* GIVEN TASK
Sift the listing for lines that hold the string "this" and pull them out.

* DATASET RECORDS
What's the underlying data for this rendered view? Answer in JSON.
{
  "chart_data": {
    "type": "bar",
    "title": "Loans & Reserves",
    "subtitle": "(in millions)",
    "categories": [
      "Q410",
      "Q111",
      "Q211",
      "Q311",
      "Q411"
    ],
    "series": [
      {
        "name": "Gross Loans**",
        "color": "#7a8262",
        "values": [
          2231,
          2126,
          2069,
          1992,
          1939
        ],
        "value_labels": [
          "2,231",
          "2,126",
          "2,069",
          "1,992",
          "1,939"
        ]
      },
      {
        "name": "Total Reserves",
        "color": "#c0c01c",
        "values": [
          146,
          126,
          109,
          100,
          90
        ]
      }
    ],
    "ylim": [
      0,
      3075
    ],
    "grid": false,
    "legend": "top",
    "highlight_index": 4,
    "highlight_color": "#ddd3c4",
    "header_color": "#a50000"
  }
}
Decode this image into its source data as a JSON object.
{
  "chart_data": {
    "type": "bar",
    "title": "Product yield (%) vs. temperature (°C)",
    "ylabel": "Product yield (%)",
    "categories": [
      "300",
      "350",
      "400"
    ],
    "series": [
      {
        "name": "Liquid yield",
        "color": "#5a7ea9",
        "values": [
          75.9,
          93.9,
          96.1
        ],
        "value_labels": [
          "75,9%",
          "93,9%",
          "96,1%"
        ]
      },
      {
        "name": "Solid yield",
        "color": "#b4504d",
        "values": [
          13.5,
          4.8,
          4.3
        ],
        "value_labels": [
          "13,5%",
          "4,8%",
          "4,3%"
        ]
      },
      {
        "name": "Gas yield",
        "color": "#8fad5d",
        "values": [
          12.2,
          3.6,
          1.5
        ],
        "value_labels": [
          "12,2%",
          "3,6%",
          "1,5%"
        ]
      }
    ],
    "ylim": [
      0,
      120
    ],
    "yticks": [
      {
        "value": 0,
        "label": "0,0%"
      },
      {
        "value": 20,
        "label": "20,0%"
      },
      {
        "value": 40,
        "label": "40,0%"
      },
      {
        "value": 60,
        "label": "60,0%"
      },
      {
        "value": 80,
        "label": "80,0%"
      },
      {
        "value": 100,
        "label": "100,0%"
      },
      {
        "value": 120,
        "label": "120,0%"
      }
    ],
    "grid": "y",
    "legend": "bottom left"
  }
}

* EXERCISE RESULT
What's the underlying data for this rendered view? Answer in JSON.
Decode this image into its source data as a JSON object.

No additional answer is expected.